Supplied material.

+---+

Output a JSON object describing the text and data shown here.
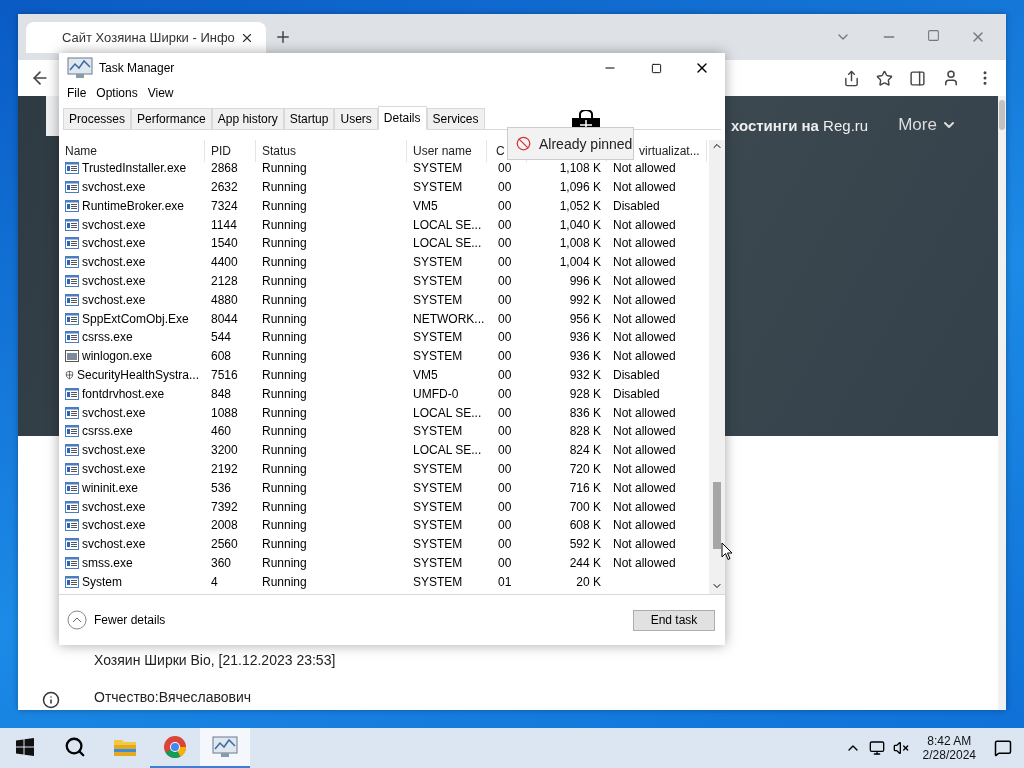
{
  "browser": {
    "tab": {
      "title": "Сайт Хозяина Ширки - Инфо"
    },
    "header": {
      "nav": "**хостинги на** Reg.ru",
      "more": "More"
    },
    "content": {
      "lines": [
        "Хозяин Ширки Bio, [21.12.2023 23:53]",
        "Отчество:Вячеславович"
      ]
    }
  },
  "task_manager": {
    "title": "Task Manager",
    "menu": [
      "File",
      "Options",
      "View"
    ],
    "tabs": [
      {
        "label": "Processes",
        "selected": false
      },
      {
        "label": "Performance",
        "selected": false
      },
      {
        "label": "App history",
        "selected": false
      },
      {
        "label": "Startup",
        "selected": false
      },
      {
        "label": "Users",
        "selected": false
      },
      {
        "label": "Details",
        "selected": true
      },
      {
        "label": "Services",
        "selected": false
      }
    ],
    "columns": [
      {
        "label": "Name"
      },
      {
        "label": "PID"
      },
      {
        "label": "Status"
      },
      {
        "label": "User name"
      },
      {
        "label": "C"
      },
      {},
      {
        "label": "virtualizat..."
      }
    ],
    "rows": [
      {
        "kind": "app",
        "cells": [
          "TrustedInstaller.exe",
          "2868",
          "Running",
          "SYSTEM",
          "00",
          "1,108 K",
          "Not allowed"
        ]
      },
      {
        "kind": "app",
        "cells": [
          "svchost.exe",
          "2632",
          "Running",
          "SYSTEM",
          "00",
          "1,096 K",
          "Not allowed"
        ]
      },
      {
        "kind": "app",
        "cells": [
          "RuntimeBroker.exe",
          "7324",
          "Running",
          "VM5",
          "00",
          "1,052 K",
          "Disabled"
        ]
      },
      {
        "kind": "app",
        "cells": [
          "svchost.exe",
          "1144",
          "Running",
          "LOCAL SE...",
          "00",
          "1,040 K",
          "Not allowed"
        ]
      },
      {
        "kind": "app",
        "cells": [
          "svchost.exe",
          "1540",
          "Running",
          "LOCAL SE...",
          "00",
          "1,008 K",
          "Not allowed"
        ]
      },
      {
        "kind": "app",
        "cells": [
          "svchost.exe",
          "4400",
          "Running",
          "SYSTEM",
          "00",
          "1,004 K",
          "Not allowed"
        ]
      },
      {
        "kind": "app",
        "cells": [
          "svchost.exe",
          "2128",
          "Running",
          "SYSTEM",
          "00",
          "996 K",
          "Not allowed"
        ]
      },
      {
        "kind": "app",
        "cells": [
          "svchost.exe",
          "4880",
          "Running",
          "SYSTEM",
          "00",
          "992 K",
          "Not allowed"
        ]
      },
      {
        "kind": "app",
        "cells": [
          "SppExtComObj.Exe",
          "8044",
          "Running",
          "NETWORK...",
          "00",
          "956 K",
          "Not allowed"
        ]
      },
      {
        "kind": "app",
        "cells": [
          "csrss.exe",
          "544",
          "Running",
          "SYSTEM",
          "00",
          "936 K",
          "Not allowed"
        ]
      },
      {
        "kind": "window",
        "cells": [
          "winlogon.exe",
          "608",
          "Running",
          "SYSTEM",
          "00",
          "936 K",
          "Not allowed"
        ]
      },
      {
        "kind": "shield",
        "cells": [
          "SecurityHealthSystra...",
          "7516",
          "Running",
          "VM5",
          "00",
          "932 K",
          "Disabled"
        ]
      },
      {
        "kind": "app",
        "cells": [
          "fontdrvhost.exe",
          "848",
          "Running",
          "UMFD-0",
          "00",
          "928 K",
          "Disabled"
        ]
      },
      {
        "kind": "app",
        "cells": [
          "svchost.exe",
          "1088",
          "Running",
          "LOCAL SE...",
          "00",
          "836 K",
          "Not allowed"
        ]
      },
      {
        "kind": "app",
        "cells": [
          "csrss.exe",
          "460",
          "Running",
          "SYSTEM",
          "00",
          "828 K",
          "Not allowed"
        ]
      },
      {
        "kind": "app",
        "cells": [
          "svchost.exe",
          "3200",
          "Running",
          "LOCAL SE...",
          "00",
          "824 K",
          "Not allowed"
        ]
      },
      {
        "kind": "app",
        "cells": [
          "svchost.exe",
          "2192",
          "Running",
          "SYSTEM",
          "00",
          "720 K",
          "Not allowed"
        ]
      },
      {
        "kind": "app",
        "cells": [
          "wininit.exe",
          "536",
          "Running",
          "SYSTEM",
          "00",
          "716 K",
          "Not allowed"
        ]
      },
      {
        "kind": "app",
        "cells": [
          "svchost.exe",
          "7392",
          "Running",
          "SYSTEM",
          "00",
          "700 K",
          "Not allowed"
        ]
      },
      {
        "kind": "app",
        "cells": [
          "svchost.exe",
          "2008",
          "Running",
          "SYSTEM",
          "00",
          "608 K",
          "Not allowed"
        ]
      },
      {
        "kind": "app",
        "cells": [
          "svchost.exe",
          "2560",
          "Running",
          "SYSTEM",
          "00",
          "592 K",
          "Not allowed"
        ]
      },
      {
        "kind": "app",
        "cells": [
          "smss.exe",
          "360",
          "Running",
          "SYSTEM",
          "00",
          "244 K",
          "Not allowed"
        ]
      },
      {
        "kind": "app",
        "cells": [
          "System",
          "4",
          "Running",
          "SYSTEM",
          "01",
          "20 K"
        ]
      }
    ],
    "fewer_details": "Fewer details",
    "end_task": "End task"
  },
  "tooltip": {
    "text": "Already pinned"
  },
  "taskbar": {
    "apps": [
      {
        "kind": "explorer",
        "running": false,
        "selected": false
      },
      {
        "kind": "chrome",
        "running": true,
        "selected": false
      },
      {
        "kind": "taskmgr",
        "running": true,
        "selected": true
      }
    ],
    "time": "8:42 AM",
    "date": "2/28/2024"
  }
}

+---+

What the task requires. All entries must be written out again exactly as given, with no pictures in the copy.

Result of this task.
Output a JSON object describing the text and data shown here.
{
  "browser": {
    "tab": {
      "title": "Сайт Хозяина Ширки - Инфо"
    },
    "header": {
      "nav": "**хостинги на** Reg.ru",
      "more": "More"
    },
    "content": {
      "lines": [
        "Хозяин Ширки Bio, [21.12.2023 23:53]",
        "Отчество:Вячеславович"
      ]
    }
  },
  "task_manager": {
    "title": "Task Manager",
    "menu": [
      "File",
      "Options",
      "View"
    ],
    "tabs": [
      {
        "label": "Processes",
        "selected": false
      },
      {
        "label": "Performance",
        "selected": false
      },
      {
        "label": "App history",
        "selected": false
      },
      {
        "label": "Startup",
        "selected": false
      },
      {
        "label": "Users",
        "selected": false
      },
      {
        "label": "Details",
        "selected": true
      },
      {
        "label": "Services",
        "selected": false
      }
    ],
    "columns": [
      {
        "label": "Name"
      },
      {
        "label": "PID"
      },
      {
        "label": "Status"
      },
      {
        "label": "User name"
      },
      {
        "label": "C"
      },
      {},
      {
        "label": "virtualizat..."
      }
    ],
    "rows": [
      {
        "kind": "app",
        "cells": [
          "TrustedInstaller.exe",
          "2868",
          "Running",
          "SYSTEM",
          "00",
          "1,108 K",
          "Not allowed"
        ]
      },
      {
        "kind": "app",
        "cells": [
          "svchost.exe",
          "2632",
          "Running",
          "SYSTEM",
          "00",
          "1,096 K",
          "Not allowed"
        ]
      },
      {
        "kind": "app",
        "cells": [
          "RuntimeBroker.exe",
          "7324",
          "Running",
          "VM5",
          "00",
          "1,052 K",
          "Disabled"
        ]
      },
      {
        "kind": "app",
        "cells": [
          "svchost.exe",
          "1144",
          "Running",
          "LOCAL SE...",
          "00",
          "1,040 K",
          "Not allowed"
        ]
      },
      {
        "kind": "app",
        "cells": [
          "svchost.exe",
          "1540",
          "Running",
          "LOCAL SE...",
          "00",
          "1,008 K",
          "Not allowed"
        ]
      },
      {
        "kind": "app",
        "cells": [
          "svchost.exe",
          "4400",
          "Running",
          "SYSTEM",
          "00",
          "1,004 K",
          "Not allowed"
        ]
      },
      {
        "kind": "app",
        "cells": [
          "svchost.exe",
          "2128",
          "Running",
          "SYSTEM",
          "00",
          "996 K",
          "Not allowed"
        ]
      },
      {
        "kind": "app",
        "cells": [
          "svchost.exe",
          "4880",
          "Running",
          "SYSTEM",
          "00",
          "992 K",
          "Not allowed"
        ]
      },
      {
        "kind": "app",
        "cells": [
          "SppExtComObj.Exe",
          "8044",
          "Running",
          "NETWORK...",
          "00",
          "956 K",
          "Not allowed"
        ]
      },
      {
        "kind": "app",
        "cells": [
          "csrss.exe",
          "544",
          "Running",
          "SYSTEM",
          "00",
          "936 K",
          "Not allowed"
        ]
      },
      {
        "kind": "window",
        "cells": [
          "winlogon.exe",
          "608",
          "Running",
          "SYSTEM",
          "00",
          "936 K",
          "Not allowed"
        ]
      },
      {
        "kind": "shield",
        "cells": [
          "SecurityHealthSystra...",
          "7516",
          "Running",
          "VM5",
          "00",
          "932 K",
          "Disabled"
        ]
      },
      {
        "kind": "app",
        "cells": [
          "fontdrvhost.exe",
          "848",
          "Running",
          "UMFD-0",
          "00",
          "928 K",
          "Disabled"
        ]
      },
      {
        "kind": "app",
        "cells": [
          "svchost.exe",
          "1088",
          "Running",
          "LOCAL SE...",
          "00",
          "836 K",
          "Not allowed"
        ]
      },
      {
        "kind": "app",
        "cells": [
          "csrss.exe",
          "460",
          "Running",
          "SYSTEM",
          "00",
          "828 K",
          "Not allowed"
        ]
      },
      {
        "kind": "app",
        "cells": [
          "svchost.exe",
          "3200",
          "Running",
          "LOCAL SE...",
          "00",
          "824 K",
          "Not allowed"
        ]
      },
      {
        "kind": "app",
        "cells": [
          "svchost.exe",
          "2192",
          "Running",
          "SYSTEM",
          "00",
          "720 K",
          "Not allowed"
        ]
      },
      {
        "kind": "app",
        "cells": [
          "wininit.exe",
          "536",
          "Running",
          "SYSTEM",
          "00",
          "716 K",
          "Not allowed"
        ]
      },
      {
        "kind": "app",
        "cells": [
          "svchost.exe",
          "7392",
          "Running",
          "SYSTEM",
          "00",
          "700 K",
          "Not allowed"
        ]
      },
      {
        "kind": "app",
        "cells": [
          "svchost.exe",
          "2008",
          "Running",
          "SYSTEM",
          "00",
          "608 K",
          "Not allowed"
        ]
      },
      {
        "kind": "app",
        "cells": [
          "svchost.exe",
          "2560",
          "Running",
          "SYSTEM",
          "00",
          "592 K",
          "Not allowed"
        ]
      },
      {
        "kind": "app",
        "cells": [
          "smss.exe",
          "360",
          "Running",
          "SYSTEM",
          "00",
          "244 K",
          "Not allowed"
        ]
      },
      {
        "kind": "app",
        "cells": [
          "System",
          "4",
          "Running",
          "SYSTEM",
          "01",
          "20 K"
        ]
      }
    ],
    "fewer_details": "Fewer details",
    "end_task": "End task"
  },
  "tooltip": {
    "text": "Already pinned"
  },
  "taskbar": {
    "apps": [
      {
        "kind": "explorer",
        "running": false,
        "selected": false
      },
      {
        "kind": "chrome",
        "running": true,
        "selected": false
      },
      {
        "kind": "taskmgr",
        "running": true,
        "selected": true
      }
    ],
    "time": "8:42 AM",
    "date": "2/28/2024"
  }
}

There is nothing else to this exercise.